Collection entries

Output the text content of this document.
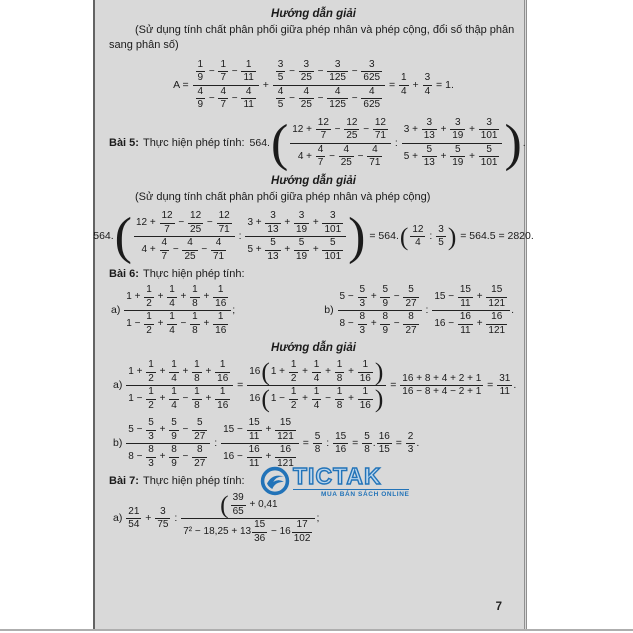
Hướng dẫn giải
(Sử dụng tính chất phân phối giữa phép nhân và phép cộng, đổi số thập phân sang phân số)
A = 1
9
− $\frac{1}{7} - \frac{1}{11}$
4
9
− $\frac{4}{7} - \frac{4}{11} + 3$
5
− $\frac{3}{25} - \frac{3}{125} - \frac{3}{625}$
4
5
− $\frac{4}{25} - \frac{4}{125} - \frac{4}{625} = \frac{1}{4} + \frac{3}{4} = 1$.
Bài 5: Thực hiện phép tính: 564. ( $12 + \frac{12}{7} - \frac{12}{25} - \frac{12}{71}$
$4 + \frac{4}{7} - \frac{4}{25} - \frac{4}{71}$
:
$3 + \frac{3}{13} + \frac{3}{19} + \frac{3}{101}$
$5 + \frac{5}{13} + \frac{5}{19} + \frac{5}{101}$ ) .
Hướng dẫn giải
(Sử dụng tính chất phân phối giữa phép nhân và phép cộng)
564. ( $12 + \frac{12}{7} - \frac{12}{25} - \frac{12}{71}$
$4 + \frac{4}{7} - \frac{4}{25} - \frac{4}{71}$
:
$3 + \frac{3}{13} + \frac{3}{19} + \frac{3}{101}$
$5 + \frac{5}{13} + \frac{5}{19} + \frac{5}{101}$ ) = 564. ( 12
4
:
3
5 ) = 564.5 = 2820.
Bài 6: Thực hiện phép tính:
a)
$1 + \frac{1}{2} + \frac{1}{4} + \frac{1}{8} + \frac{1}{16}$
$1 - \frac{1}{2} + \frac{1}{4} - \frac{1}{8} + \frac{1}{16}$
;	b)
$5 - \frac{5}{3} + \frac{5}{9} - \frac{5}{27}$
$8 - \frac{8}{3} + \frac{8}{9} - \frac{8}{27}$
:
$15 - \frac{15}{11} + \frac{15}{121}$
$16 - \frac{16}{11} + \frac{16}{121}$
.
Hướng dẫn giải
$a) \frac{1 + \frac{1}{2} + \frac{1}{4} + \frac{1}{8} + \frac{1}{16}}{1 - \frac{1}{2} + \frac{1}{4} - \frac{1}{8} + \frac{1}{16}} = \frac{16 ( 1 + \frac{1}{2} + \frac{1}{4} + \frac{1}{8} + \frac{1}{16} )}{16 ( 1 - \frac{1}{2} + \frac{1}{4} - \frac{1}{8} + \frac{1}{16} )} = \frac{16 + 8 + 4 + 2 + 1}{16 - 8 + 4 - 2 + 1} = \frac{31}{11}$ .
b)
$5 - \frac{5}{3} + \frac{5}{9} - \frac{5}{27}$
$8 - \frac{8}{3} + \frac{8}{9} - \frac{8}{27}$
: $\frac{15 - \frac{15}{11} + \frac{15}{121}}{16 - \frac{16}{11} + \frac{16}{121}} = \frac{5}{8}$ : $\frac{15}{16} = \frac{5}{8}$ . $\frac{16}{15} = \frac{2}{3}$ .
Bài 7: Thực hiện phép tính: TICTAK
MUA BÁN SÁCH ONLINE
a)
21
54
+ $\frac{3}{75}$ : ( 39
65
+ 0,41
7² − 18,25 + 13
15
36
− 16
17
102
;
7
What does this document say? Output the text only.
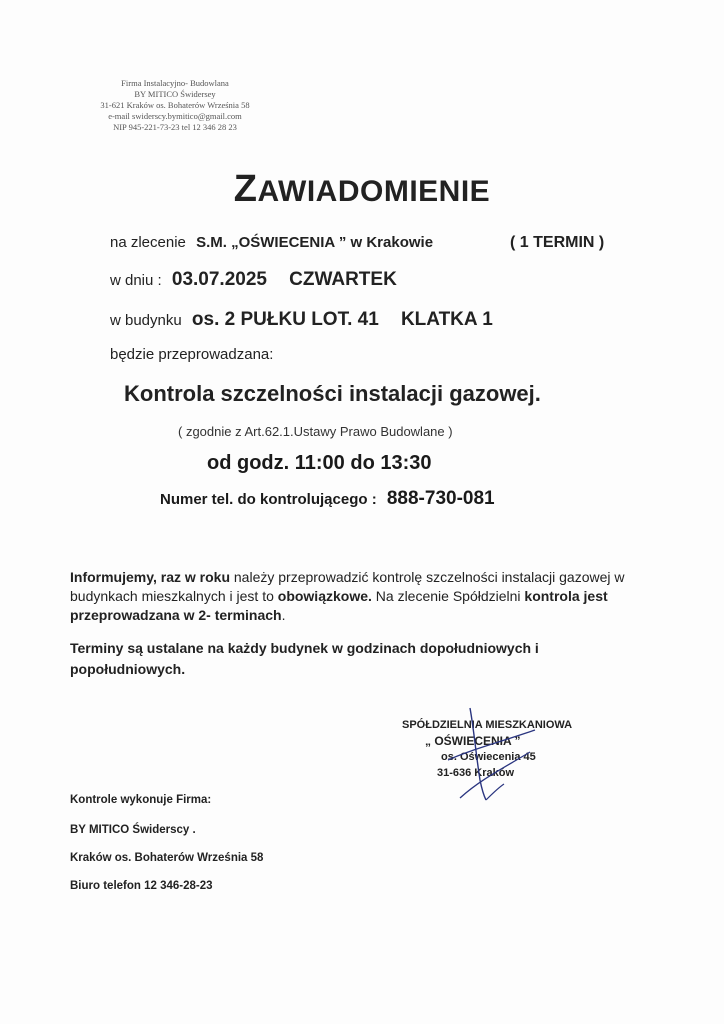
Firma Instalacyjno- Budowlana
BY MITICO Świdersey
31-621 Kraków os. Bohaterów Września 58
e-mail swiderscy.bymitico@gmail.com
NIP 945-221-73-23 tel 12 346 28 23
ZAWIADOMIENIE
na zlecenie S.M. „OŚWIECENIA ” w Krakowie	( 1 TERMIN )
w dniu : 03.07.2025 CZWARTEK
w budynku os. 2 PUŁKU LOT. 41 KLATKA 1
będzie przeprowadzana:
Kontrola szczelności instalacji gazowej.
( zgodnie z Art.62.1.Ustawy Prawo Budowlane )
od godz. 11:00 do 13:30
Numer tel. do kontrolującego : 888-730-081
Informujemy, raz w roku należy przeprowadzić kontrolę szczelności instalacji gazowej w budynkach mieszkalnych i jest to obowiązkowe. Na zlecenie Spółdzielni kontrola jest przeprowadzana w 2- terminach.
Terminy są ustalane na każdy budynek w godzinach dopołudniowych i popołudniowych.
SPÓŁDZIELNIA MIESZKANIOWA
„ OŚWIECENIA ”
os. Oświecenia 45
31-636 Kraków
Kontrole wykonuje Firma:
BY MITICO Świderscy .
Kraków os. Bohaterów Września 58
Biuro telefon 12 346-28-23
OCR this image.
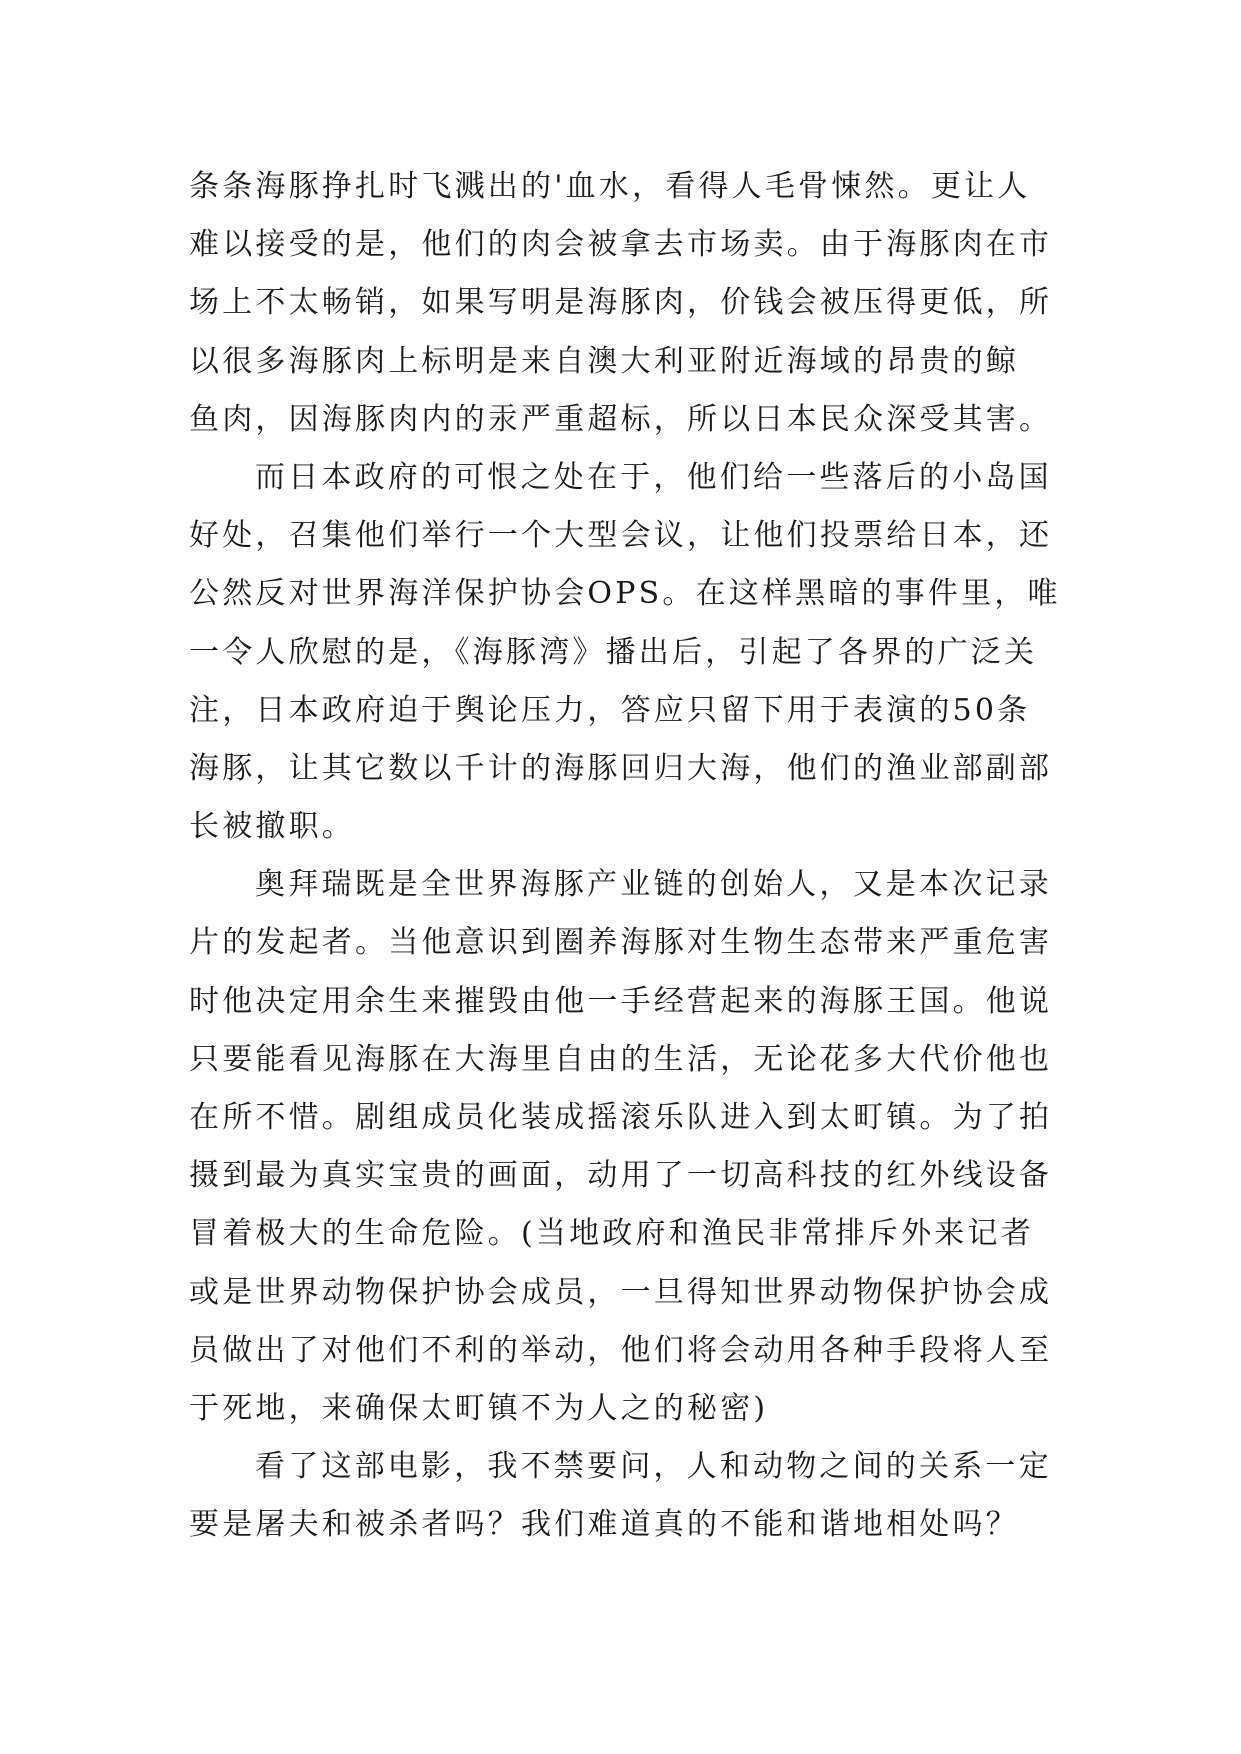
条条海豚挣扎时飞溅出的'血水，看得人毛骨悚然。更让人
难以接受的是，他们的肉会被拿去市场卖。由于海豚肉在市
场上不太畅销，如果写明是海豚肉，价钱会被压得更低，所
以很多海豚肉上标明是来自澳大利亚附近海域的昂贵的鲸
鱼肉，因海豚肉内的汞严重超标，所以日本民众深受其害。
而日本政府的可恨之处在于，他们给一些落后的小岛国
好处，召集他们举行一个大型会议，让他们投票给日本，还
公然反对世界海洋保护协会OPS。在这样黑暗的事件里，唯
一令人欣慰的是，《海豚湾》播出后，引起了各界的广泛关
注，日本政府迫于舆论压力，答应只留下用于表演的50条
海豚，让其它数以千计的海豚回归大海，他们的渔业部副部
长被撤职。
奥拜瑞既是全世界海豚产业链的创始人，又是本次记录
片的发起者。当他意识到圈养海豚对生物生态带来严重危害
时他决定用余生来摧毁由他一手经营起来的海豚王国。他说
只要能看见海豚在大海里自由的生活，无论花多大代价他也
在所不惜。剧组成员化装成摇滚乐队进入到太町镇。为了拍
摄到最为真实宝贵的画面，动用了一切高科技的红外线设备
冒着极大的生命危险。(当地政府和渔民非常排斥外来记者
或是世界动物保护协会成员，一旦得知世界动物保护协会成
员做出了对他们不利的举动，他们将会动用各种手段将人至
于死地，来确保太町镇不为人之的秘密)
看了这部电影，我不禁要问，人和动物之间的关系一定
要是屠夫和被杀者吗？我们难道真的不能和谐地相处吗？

**Problem description**
Copy every line of the listing where the word "szczelności" appears.

**Solution for this problem**
Kontrola szczelności instalacji gazowej.
Informujemy, raz w roku należy przeprowadzić kontrolę szczelności instalacji gazowej w budynkach mieszkalnych i jest to obowiązkowe. Na zlecenie Spółdzielni kontrola jest przeprowadzana w 2- terminach.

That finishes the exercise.